| Exercise prompt |
Write out every line of the material as it stands, apart from the pictures.

| Record excerpts |
%%
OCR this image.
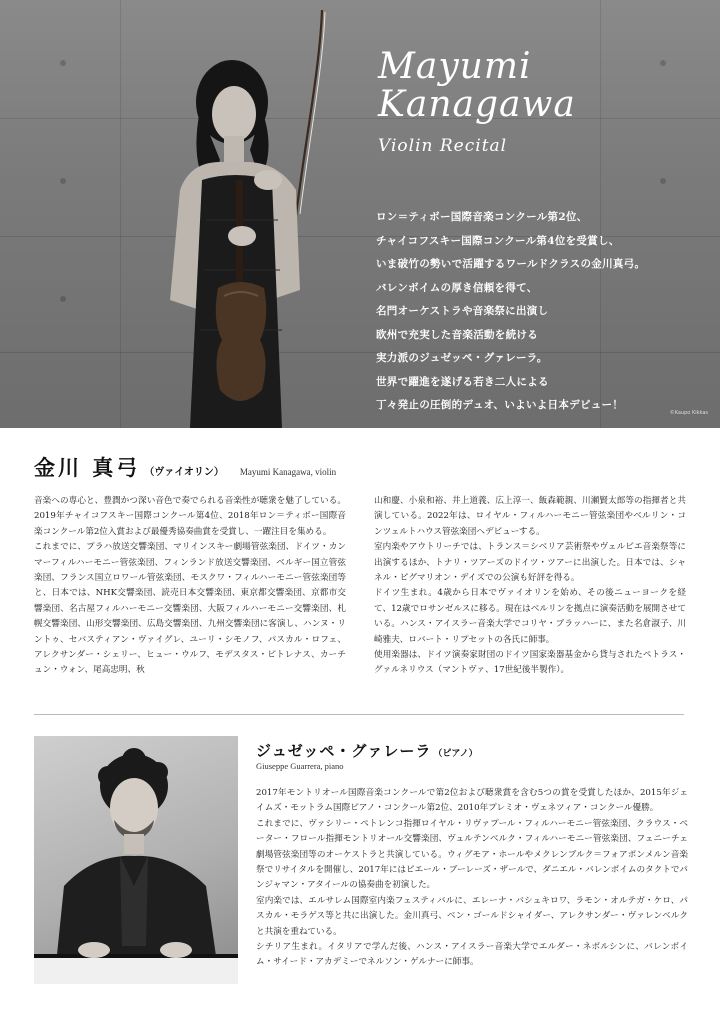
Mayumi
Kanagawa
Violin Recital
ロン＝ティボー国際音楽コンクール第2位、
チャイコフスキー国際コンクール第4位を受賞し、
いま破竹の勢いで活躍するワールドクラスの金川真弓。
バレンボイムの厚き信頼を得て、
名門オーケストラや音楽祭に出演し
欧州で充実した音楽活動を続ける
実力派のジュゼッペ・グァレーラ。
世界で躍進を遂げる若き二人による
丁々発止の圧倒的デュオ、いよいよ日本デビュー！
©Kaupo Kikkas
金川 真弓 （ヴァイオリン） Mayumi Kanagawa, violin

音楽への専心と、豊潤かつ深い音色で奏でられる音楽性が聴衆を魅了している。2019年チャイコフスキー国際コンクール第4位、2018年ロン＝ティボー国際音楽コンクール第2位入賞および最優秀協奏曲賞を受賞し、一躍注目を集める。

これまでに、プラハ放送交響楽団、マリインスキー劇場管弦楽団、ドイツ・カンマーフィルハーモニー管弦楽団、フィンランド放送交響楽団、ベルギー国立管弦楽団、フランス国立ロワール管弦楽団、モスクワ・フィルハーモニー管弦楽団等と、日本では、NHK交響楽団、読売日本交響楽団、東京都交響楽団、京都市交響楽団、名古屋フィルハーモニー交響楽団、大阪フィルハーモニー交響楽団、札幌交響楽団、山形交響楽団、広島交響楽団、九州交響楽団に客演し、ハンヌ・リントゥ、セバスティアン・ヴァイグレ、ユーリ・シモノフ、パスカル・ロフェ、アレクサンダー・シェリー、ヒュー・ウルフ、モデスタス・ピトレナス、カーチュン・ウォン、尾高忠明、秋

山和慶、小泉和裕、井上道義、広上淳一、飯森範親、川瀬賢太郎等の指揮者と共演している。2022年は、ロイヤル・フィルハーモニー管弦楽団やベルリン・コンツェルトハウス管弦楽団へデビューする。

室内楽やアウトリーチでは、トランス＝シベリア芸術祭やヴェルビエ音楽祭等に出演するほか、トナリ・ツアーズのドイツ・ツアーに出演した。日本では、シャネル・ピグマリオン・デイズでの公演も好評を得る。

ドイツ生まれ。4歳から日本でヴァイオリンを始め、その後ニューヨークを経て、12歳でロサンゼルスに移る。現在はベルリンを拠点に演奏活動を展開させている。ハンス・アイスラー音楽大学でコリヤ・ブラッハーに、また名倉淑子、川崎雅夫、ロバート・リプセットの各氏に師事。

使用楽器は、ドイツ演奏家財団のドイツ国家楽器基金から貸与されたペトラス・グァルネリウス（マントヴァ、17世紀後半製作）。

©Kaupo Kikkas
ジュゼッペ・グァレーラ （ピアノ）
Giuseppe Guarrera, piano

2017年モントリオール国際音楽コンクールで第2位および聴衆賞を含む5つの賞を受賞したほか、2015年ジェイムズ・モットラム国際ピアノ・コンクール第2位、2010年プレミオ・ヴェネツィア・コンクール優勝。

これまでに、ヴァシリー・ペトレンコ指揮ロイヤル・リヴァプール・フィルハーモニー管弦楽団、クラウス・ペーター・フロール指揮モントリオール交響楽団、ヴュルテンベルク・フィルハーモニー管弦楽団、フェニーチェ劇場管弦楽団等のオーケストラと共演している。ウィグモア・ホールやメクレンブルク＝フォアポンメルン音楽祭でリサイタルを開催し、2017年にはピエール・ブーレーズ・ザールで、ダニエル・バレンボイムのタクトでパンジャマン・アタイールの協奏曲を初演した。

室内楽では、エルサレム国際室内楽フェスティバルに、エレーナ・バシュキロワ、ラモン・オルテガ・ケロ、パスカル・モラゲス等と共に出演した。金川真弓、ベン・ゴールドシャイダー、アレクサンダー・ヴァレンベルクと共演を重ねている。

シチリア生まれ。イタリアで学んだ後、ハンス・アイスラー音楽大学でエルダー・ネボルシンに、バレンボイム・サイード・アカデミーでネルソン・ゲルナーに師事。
%%
| Output |
OCR this image.
Mayumi
Kanagawa
Violin Recital
ロン＝ティボー国際音楽コンクール第2位、
チャイコフスキー国際コンクール第4位を受賞し、
いま破竹の勢いで活躍するワールドクラスの金川真弓。
バレンボイムの厚き信頼を得て、
名門オーケストラや音楽祭に出演し
欧州で充実した音楽活動を続ける
実力派のジュゼッペ・グァレーラ。
世界で躍進を遂げる若き二人による
丁々発止の圧倒的デュオ、いよいよ日本デビュー！
©Kaupo Kikkas
金川 真弓 （ヴァイオリン） Mayumi Kanagawa, violin

音楽への専心と、豊潤かつ深い音色で奏でられる音楽性が聴衆を魅了している。2019年チャイコフスキー国際コンクール第4位、2018年ロン＝ティボー国際音楽コンクール第2位入賞および最優秀協奏曲賞を受賞し、一躍注目を集める。

これまでに、プラハ放送交響楽団、マリインスキー劇場管弦楽団、ドイツ・カンマーフィルハーモニー管弦楽団、フィンランド放送交響楽団、ベルギー国立管弦楽団、フランス国立ロワール管弦楽団、モスクワ・フィルハーモニー管弦楽団等と、日本では、NHK交響楽団、読売日本交響楽団、東京都交響楽団、京都市交響楽団、名古屋フィルハーモニー交響楽団、大阪フィルハーモニー交響楽団、札幌交響楽団、山形交響楽団、広島交響楽団、九州交響楽団に客演し、ハンヌ・リントゥ、セバスティアン・ヴァイグレ、ユーリ・シモノフ、パスカル・ロフェ、アレクサンダー・シェリー、ヒュー・ウルフ、モデスタス・ピトレナス、カーチュン・ウォン、尾高忠明、秋

山和慶、小泉和裕、井上道義、広上淳一、飯森範親、川瀬賢太郎等の指揮者と共演している。2022年は、ロイヤル・フィルハーモニー管弦楽団やベルリン・コンツェルトハウス管弦楽団へデビューする。

室内楽やアウトリーチでは、トランス＝シベリア芸術祭やヴェルビエ音楽祭等に出演するほか、トナリ・ツアーズのドイツ・ツアーに出演した。日本では、シャネル・ピグマリオン・デイズでの公演も好評を得る。

ドイツ生まれ。4歳から日本でヴァイオリンを始め、その後ニューヨークを経て、12歳でロサンゼルスに移る。現在はベルリンを拠点に演奏活動を展開させている。ハンス・アイスラー音楽大学でコリヤ・ブラッハーに、また名倉淑子、川崎雅夫、ロバート・リプセットの各氏に師事。

使用楽器は、ドイツ演奏家財団のドイツ国家楽器基金から貸与されたペトラス・グァルネリウス（マントヴァ、17世紀後半製作）。

©Kaupo Kikkas
ジュゼッペ・グァレーラ （ピアノ）
Giuseppe Guarrera, piano

2017年モントリオール国際音楽コンクールで第2位および聴衆賞を含む5つの賞を受賞したほか、2015年ジェイムズ・モットラム国際ピアノ・コンクール第2位、2010年プレミオ・ヴェネツィア・コンクール優勝。

これまでに、ヴァシリー・ペトレンコ指揮ロイヤル・リヴァプール・フィルハーモニー管弦楽団、クラウス・ペーター・フロール指揮モントリオール交響楽団、ヴュルテンベルク・フィルハーモニー管弦楽団、フェニーチェ劇場管弦楽団等のオーケストラと共演している。ウィグモア・ホールやメクレンブルク＝フォアポンメルン音楽祭でリサイタルを開催し、2017年にはピエール・ブーレーズ・ザールで、ダニエル・バレンボイムのタクトでパンジャマン・アタイールの協奏曲を初演した。

室内楽では、エルサレム国際室内楽フェスティバルに、エレーナ・バシュキロワ、ラモン・オルテガ・ケロ、パスカル・モラゲス等と共に出演した。金川真弓、ベン・ゴールドシャイダー、アレクサンダー・ヴァレンベルクと共演を重ねている。

シチリア生まれ。イタリアで学んだ後、ハンス・アイスラー音楽大学でエルダー・ネボルシンに、バレンボイム・サイード・アカデミーでネルソン・ゲルナーに師事。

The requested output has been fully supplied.